## SOURCE TEXT
If you are going to spend $ 300 on a hard drive, you might ask yourself whether the money wouldn't be invested better in buying a 400-500 GB hard drive running at 7200 RPM. Up to three times the storage capacity certainly is an argument that is worth considering, since the new Raptor looks pretty bad in terms of costs per gigabyte.
To allow you to check the best price/performance ratios based on real time pricing information by TG Stores, we have put together the HDD Charts. These include all the hard drives that have been tested on our reference system. So far, we have approximately 30 drives, both current models and older drives, and the number is going to increase with every hard drive review that hits the storage guide.
The HDD Charts are interactive, which means that you can select two hard drives and choose your favorite benchmark discipline, or criteria such as costs per gigabyte or price/performance. Click here to get to the HDD Charts page.
We used two Seagate NL35 drives running at 7,200 RPM to build a RAID 0 array, which can be considered an alternative to Western Digital’s Raptor-X.
We took the new 10,000 RPM WD1500AD Raptor and compared it to a 7,200 RPM RAID 0 array, since this would be the alternative if performance and high capacity are important to you. We took two NL35 drives by Seagate since these were available ; technically they are not very different from the Barracuda 7200.8, and thus one of the faster 7,200 RPM models available. We realize that two 400 GB drives would be an investment that easily exceeds the costs of one WD1500 Raptor. However, using two 300 GB drives is doable for roughly the same price, and this should result in a storage subsystem performance that outruns the WD1500 Raptor... or maybe not ?

## EXERCISE DESCRIPTION
Copy out the hard drive comparison text above word for word, from start to finish.

[Page element notes]

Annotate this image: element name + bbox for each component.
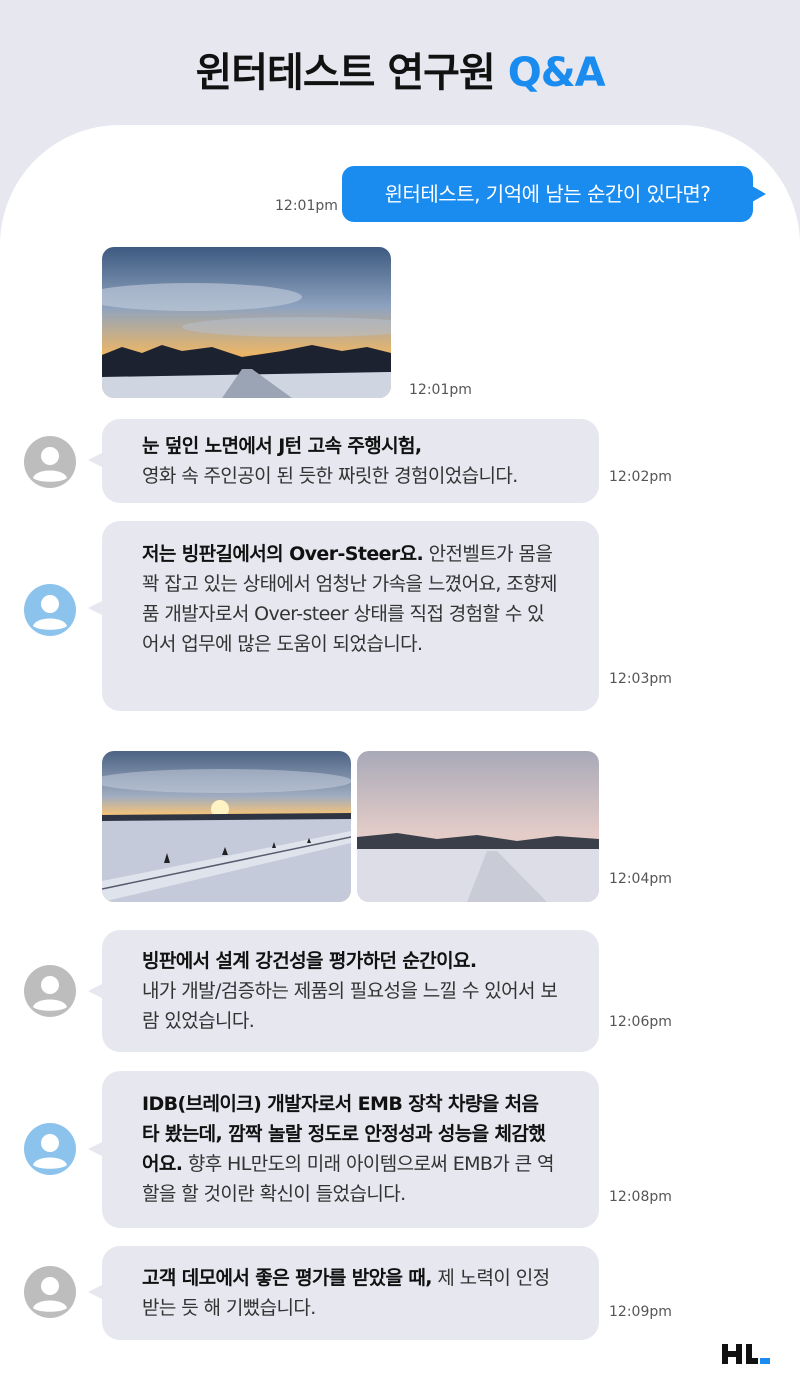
answer-bubble: IDB(브레이크) 개발자로서 EMB 장착 차량을 처음 타 봤는데, 깜짝 … bbox=[102, 1071, 599, 1228]
title-main: 윈터테스트 연구원 bbox=[195, 50, 495, 96]
answer-time: 12:08pm bbox=[609, 1189, 672, 1205]
avatar bbox=[24, 1266, 76, 1318]
bubble-tail bbox=[88, 1285, 102, 1299]
photos2-time: 12:04pm bbox=[609, 871, 672, 887]
answer-bold: 빙판에서 설계 강건성을 평가하던 순간이요. bbox=[142, 950, 477, 972]
answer-bubble: 고객 데모에서 좋은 평가를 받았을 때, 제 노력이 인정받는 듯 해 기뻤습… bbox=[102, 1246, 599, 1340]
bubble-tail bbox=[88, 601, 102, 615]
bubble-tail bbox=[88, 984, 102, 998]
answer-time: 12:03pm bbox=[609, 671, 672, 687]
ice-track-sunset-photo bbox=[102, 751, 351, 902]
frozen-lake-photo bbox=[357, 751, 599, 902]
answer-bold: 저는 빙판길에서의 Over-Steer요. bbox=[142, 543, 424, 565]
answer-time: 12:09pm bbox=[609, 1304, 672, 1320]
answer-time: 12:06pm bbox=[609, 1014, 672, 1030]
question-bubble-tail bbox=[752, 186, 766, 202]
avatar bbox=[24, 965, 76, 1017]
title-accent: Q&A bbox=[507, 50, 606, 96]
answer-bubble: 눈 덮인 노면에서 J턴 고속 주행시험, 영화 속 주인공이 된 듯한 짜릿한… bbox=[102, 419, 599, 503]
answer-bold: 고객 데모에서 좋은 평가를 받았을 때, bbox=[142, 1267, 433, 1289]
question-time: 12:01pm bbox=[275, 198, 338, 214]
answer-text: 영화 속 주인공이 된 듯한 짜릿한 경험이었습니다. bbox=[142, 465, 518, 487]
answer-bubble: 저는 빙판길에서의 Over-Steer요. 안전벨트가 몸을 꽉 잡고 있는 … bbox=[102, 521, 599, 711]
avatar bbox=[24, 584, 76, 636]
winter-road-sunset-photo bbox=[102, 247, 391, 398]
answer-text: 향후 HL만도의 미래 아이템으로써 EMB가 큰 역할을 할 것이란 확신이 … bbox=[142, 1153, 554, 1205]
hl-logo bbox=[722, 1342, 772, 1366]
bubble-tail bbox=[88, 1142, 102, 1156]
answer-bubble: 빙판에서 설계 강건성을 평가하던 순간이요. 내가 개발/검증하는 제품의 필… bbox=[102, 930, 599, 1052]
answer-bold: 눈 덮인 노면에서 J턴 고속 주행시험, bbox=[142, 435, 422, 457]
question-bubble: 윈터테스트, 기억에 남는 순간이 있다면? bbox=[342, 166, 753, 222]
page-title: 윈터테스트 연구원 Q&A bbox=[0, 40, 800, 98]
avatar bbox=[24, 1123, 76, 1175]
photo1-time: 12:01pm bbox=[409, 382, 472, 398]
avatar bbox=[24, 436, 76, 488]
answer-text: 내가 개발/검증하는 제품의 필요성을 느낄 수 있어서 보람 있었습니다. bbox=[142, 980, 558, 1032]
bubble-tail bbox=[88, 453, 102, 467]
answer-time: 12:02pm bbox=[609, 469, 672, 485]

## TASK OUTPUT
If you are going to spend $ 300 on a hard drive, you might ask yourself whether the money wouldn't be invested better in buying a 400-500 GB hard drive running at 7200 RPM. Up to three times the storage capacity certainly is an argument that is worth considering, since the new Raptor looks pretty bad in terms of costs per gigabyte.
To allow you to check the best price/performance ratios based on real time pricing information by TG Stores, we have put together the HDD Charts. These include all the hard drives that have been tested on our reference system. So far, we have approximately 30 drives, both current models and older drives, and the number is going to increase with every hard drive review that hits the storage guide.
The HDD Charts are interactive, which means that you can select two hard drives and choose your favorite benchmark discipline, or criteria such as costs per gigabyte or price/performance. Click here to get to the HDD Charts page.
We used two Seagate NL35 drives running at 7,200 RPM to build a RAID 0 array, which can be considered an alternative to Western Digital’s Raptor-X.
We took the new 10,000 RPM WD1500AD Raptor and compared it to a 7,200 RPM RAID 0 array, since this would be the alternative if performance and high capacity are important to you. We took two NL35 drives by Seagate since these were available ; technically they are not very different from the Barracuda 7200.8, and thus one of the faster 7,200 RPM models available. We realize that two 400 GB drives would be an investment that easily exceeds the costs of one WD1500 Raptor. However, using two 300 GB drives is doable for roughly the same price, and this should result in a storage subsystem performance that outruns the WD1500 Raptor... or maybe not ?